- [Task objective]
Take the material below and retype it in full; pictures are left out.

- [Extracted information]
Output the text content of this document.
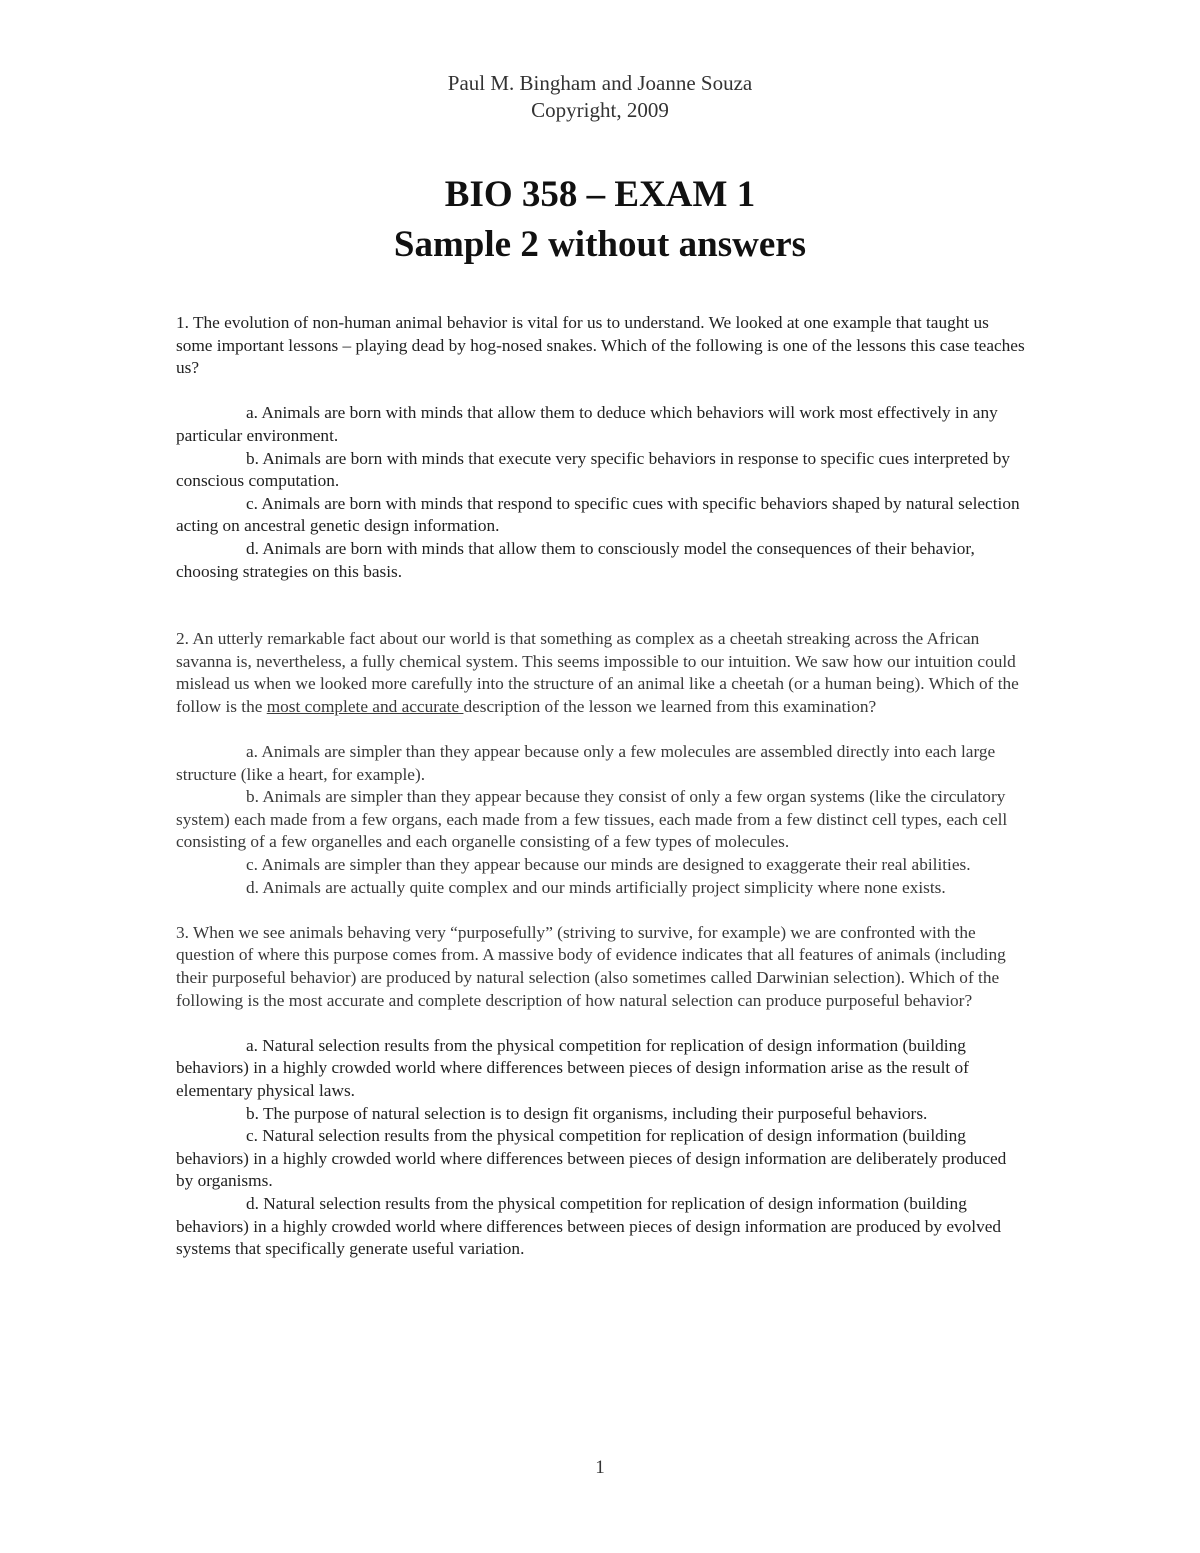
Paul M. Bingham and Joanne Souza
Copyright, 2009
BIO 358 – EXAM 1
Sample 2 without answers

1. The evolution of non-human animal behavior is vital for us to understand. We looked at one example that taught us some important lessons – playing dead by hog-nosed snakes. Which of the following is one of the lessons this case teaches us?

a. Animals are born with minds that allow them to deduce which behaviors will work most effectively in any particular environment.

b. Animals are born with minds that execute very specific behaviors in response to specific cues interpreted by conscious computation.

c. Animals are born with minds that respond to specific cues with specific behaviors shaped by natural selection acting on ancestral genetic design information.

d. Animals are born with minds that allow them to consciously model the consequences of their behavior, choosing strategies on this basis.

2. An utterly remarkable fact about our world is that something as complex as a cheetah streaking across the African savanna is, nevertheless, a fully chemical system. This seems impossible to our intuition. We saw how our intuition could mislead us when we looked more carefully into the structure of an animal like a cheetah (or a human being). Which of the follow is the most complete and accurate description of the lesson we learned from this examination?

a. Animals are simpler than they appear because only a few molecules are assembled directly into each large structure (like a heart, for example).

b. Animals are simpler than they appear because they consist of only a few organ systems (like the circulatory system) each made from a few organs, each made from a few tissues, each made from a few distinct cell types, each cell consisting of a few organelles and each organelle consisting of a few types of molecules.

c. Animals are simpler than they appear because our minds are designed to exaggerate their real abilities.

d. Animals are actually quite complex and our minds artificially project simplicity where none exists.

3. When we see animals behaving very “purposefully” (striving to survive, for example) we are confronted with the question of where this purpose comes from. A massive body of evidence indicates that all features of animals (including their purposeful behavior) are produced by natural selection (also sometimes called Darwinian selection). Which of the following is the most accurate and complete description of how natural selection can produce purposeful behavior?

a. Natural selection results from the physical competition for replication of design information (building behaviors) in a highly crowded world where differences between pieces of design information arise as the result of elementary physical laws.

b. The purpose of natural selection is to design fit organisms, including their purposeful behaviors.

c. Natural selection results from the physical competition for replication of design information (building behaviors) in a highly crowded world where differences between pieces of design information are deliberately produced by organisms.

d. Natural selection results from the physical competition for replication of design information (building behaviors) in a highly crowded world where differences between pieces of design information are produced by evolved systems that specifically generate useful variation.

1
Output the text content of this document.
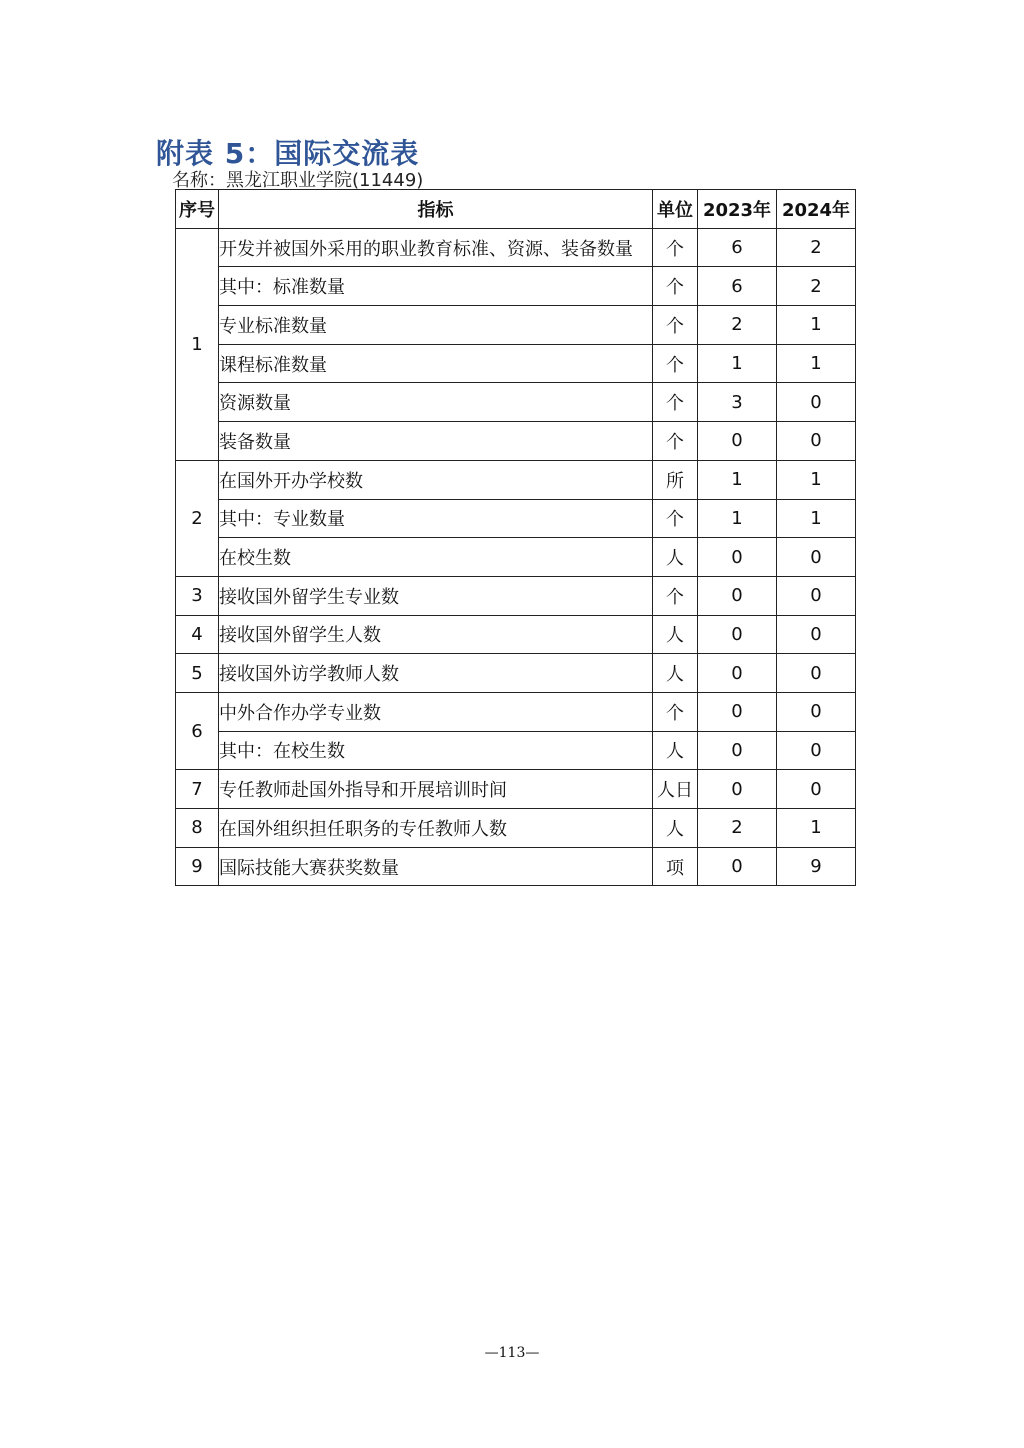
附表 5：国际交流表
名称：黑龙江职业学院(11449)
序号	指标	单位	2023年	2024年
1	开发并被国外采用的职业教育标准、资源、装备数量	个	6	2
	其中：标准数量	个	6	2
	专业标准数量	个	2	1
	课程标准数量	个	1	1
	资源数量	个	3	0
	装备数量	个	0	0
2	在国外开办学校数	所	1	1
	其中：专业数量	个	1	1
	在校生数	人	0	0
3	接收国外留学生专业数	个	0	0
4	接收国外留学生人数	人	0	0
5	接收国外访学教师人数	人	0	0
6	中外合作办学专业数	个	0	0
	其中：在校生数	人	0	0
7	专任教师赴国外指导和开展培训时间	人日	0	0
8	在国外组织担任职务的专任教师人数	人	2	1
9	国际技能大赛获奖数量	项	0	9
—113—
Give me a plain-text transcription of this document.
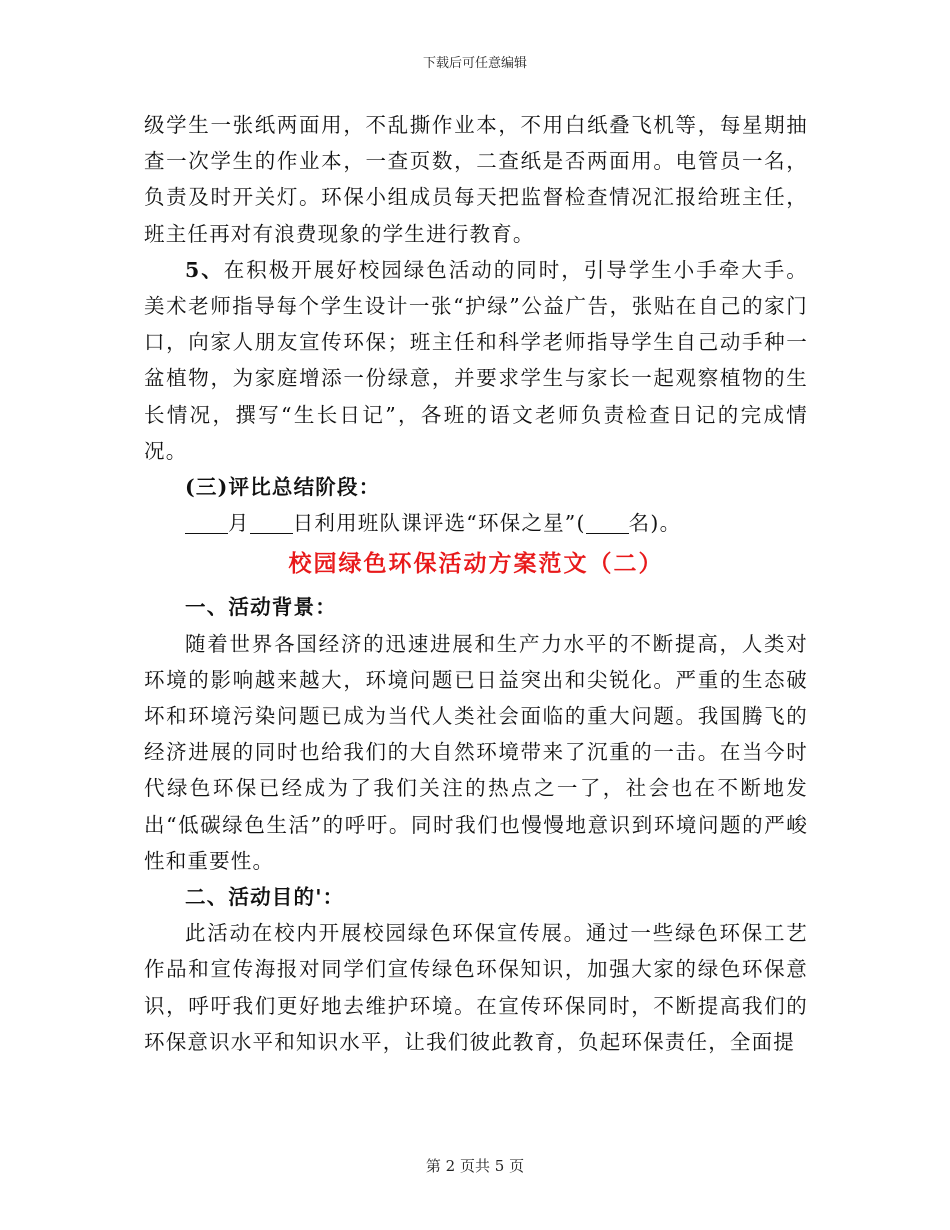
下载后可任意编辑

级学生一张纸两面用，不乱撕作业本，不用白纸叠飞机等，每星期抽查一次学生的作业本，一查页数，二查纸是否两面用。电管员一名，负责及时开关灯。环保小组成员每天把监督检查情况汇报给班主任，班主任再对有浪费现象的学生进行教育。

5、在积极开展好校园绿色活动的同时，引导学生小手牵大手。美术老师指导每个学生设计一张“护绿”公益广告，张贴在自己的家门口，向家人朋友宣传环保；班主任和科学老师指导学生自己动手种一盆植物，为家庭增添一份绿意，并要求学生与家长一起观察植物的生长情况，撰写“生长日记”，各班的语文老师负责检查日记的完成情况。

(三)评比总结阶段：

月 日利用班队课评选“环保之星”( 名)。

校园绿色环保活动方案范文（二）

一、活动背景：

随着世界各国经济的迅速进展和生产力水平的不断提高，人类对环境的影响越来越大，环境问题已日益突出和尖锐化。严重的生态破坏和环境污染问题已成为当代人类社会面临的重大问题。我国腾飞的经济进展的同时也给我们的大自然环境带来了沉重的一击。在当今时代绿色环保已经成为了我们关注的热点之一了，社会也在不断地发出“低碳绿色生活”的呼吁。同时我们也慢慢地意识到环境问题的严峻性和重要性。

二、活动目的'：

此活动在校内开展校园绿色环保宣传展。通过一些绿色环保工艺作品和宣传海报对同学们宣传绿色环保知识，加强大家的绿色环保意识，呼吁我们更好地去维护环境。在宣传环保同时，不断提高我们的环保意识水平和知识水平，让我们彼此教育，负起环保责任，全面提

第 2 页共 5 页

- [Completed exercise]
Output the text content of this document.
Paul M. Bingham and Joanne Souza
Copyright, 2009
BIO 358 – EXAM 1
Sample 2 without answers

1. The evolution of non-human animal behavior is vital for us to understand. We looked at one example that taught us some important lessons – playing dead by hog-nosed snakes. Which of the following is one of the lessons this case teaches us?

a. Animals are born with minds that allow them to deduce which behaviors will work most effectively in any particular environment.

b. Animals are born with minds that execute very specific behaviors in response to specific cues interpreted by conscious computation.

c. Animals are born with minds that respond to specific cues with specific behaviors shaped by natural selection acting on ancestral genetic design information.

d. Animals are born with minds that allow them to consciously model the consequences of their behavior, choosing strategies on this basis.

2. An utterly remarkable fact about our world is that something as complex as a cheetah streaking across the African savanna is, nevertheless, a fully chemical system. This seems impossible to our intuition. We saw how our intuition could mislead us when we looked more carefully into the structure of an animal like a cheetah (or a human being). Which of the follow is the most complete and accurate description of the lesson we learned from this examination?

a. Animals are simpler than they appear because only a few molecules are assembled directly into each large structure (like a heart, for example).

b. Animals are simpler than they appear because they consist of only a few organ systems (like the circulatory system) each made from a few organs, each made from a few tissues, each made from a few distinct cell types, each cell consisting of a few organelles and each organelle consisting of a few types of molecules.

c. Animals are simpler than they appear because our minds are designed to exaggerate their real abilities.

d. Animals are actually quite complex and our minds artificially project simplicity where none exists.

3. When we see animals behaving very “purposefully” (striving to survive, for example) we are confronted with the question of where this purpose comes from. A massive body of evidence indicates that all features of animals (including their purposeful behavior) are produced by natural selection (also sometimes called Darwinian selection). Which of the following is the most accurate and complete description of how natural selection can produce purposeful behavior?

a. Natural selection results from the physical competition for replication of design information (building behaviors) in a highly crowded world where differences between pieces of design information arise as the result of elementary physical laws.

b. The purpose of natural selection is to design fit organisms, including their purposeful behaviors.

c. Natural selection results from the physical competition for replication of design information (building behaviors) in a highly crowded world where differences between pieces of design information are deliberately produced by organisms.

d. Natural selection results from the physical competition for replication of design information (building behaviors) in a highly crowded world where differences between pieces of design information are produced by evolved systems that specifically generate useful variation.

1
Output the text content of this document.
附表 5：国际交流表
名称：黑龙江职业学院(11449)
序号	指标	单位	2023年	2024年
1	开发并被国外采用的职业教育标准、资源、装备数量	个	6	2
	其中：标准数量	个	6	2
	专业标准数量	个	2	1
	课程标准数量	个	1	1
	资源数量	个	3	0
	装备数量	个	0	0
2	在国外开办学校数	所	1	1
	其中：专业数量	个	1	1
	在校生数	人	0	0
3	接收国外留学生专业数	个	0	0
4	接收国外留学生人数	人	0	0
5	接收国外访学教师人数	人	0	0
6	中外合作办学专业数	个	0	0
	其中：在校生数	人	0	0
7	专任教师赴国外指导和开展培训时间	人日	0	0
8	在国外组织担任职务的专任教师人数	人	2	1
9	国际技能大赛获奖数量	项	0	9
—113—
Give me a plain-text transcription of this document.
下载后可任意编辑

级学生一张纸两面用，不乱撕作业本，不用白纸叠飞机等，每星期抽查一次学生的作业本，一查页数，二查纸是否两面用。电管员一名，负责及时开关灯。环保小组成员每天把监督检查情况汇报给班主任，班主任再对有浪费现象的学生进行教育。

5、在积极开展好校园绿色活动的同时，引导学生小手牵大手。美术老师指导每个学生设计一张“护绿”公益广告，张贴在自己的家门口，向家人朋友宣传环保；班主任和科学老师指导学生自己动手种一盆植物，为家庭增添一份绿意，并要求学生与家长一起观察植物的生长情况，撰写“生长日记”，各班的语文老师负责检查日记的完成情况。

(三)评比总结阶段：

月 日利用班队课评选“环保之星”( 名)。

校园绿色环保活动方案范文（二）

一、活动背景：

随着世界各国经济的迅速进展和生产力水平的不断提高，人类对环境的影响越来越大，环境问题已日益突出和尖锐化。严重的生态破坏和环境污染问题已成为当代人类社会面临的重大问题。我国腾飞的经济进展的同时也给我们的大自然环境带来了沉重的一击。在当今时代绿色环保已经成为了我们关注的热点之一了，社会也在不断地发出“低碳绿色生活”的呼吁。同时我们也慢慢地意识到环境问题的严峻性和重要性。

二、活动目的'：

此活动在校内开展校园绿色环保宣传展。通过一些绿色环保工艺作品和宣传海报对同学们宣传绿色环保知识，加强大家的绿色环保意识，呼吁我们更好地去维护环境。在宣传环保同时，不断提高我们的环保意识水平和知识水平，让我们彼此教育，负起环保责任，全面提

第 2 页共 5 页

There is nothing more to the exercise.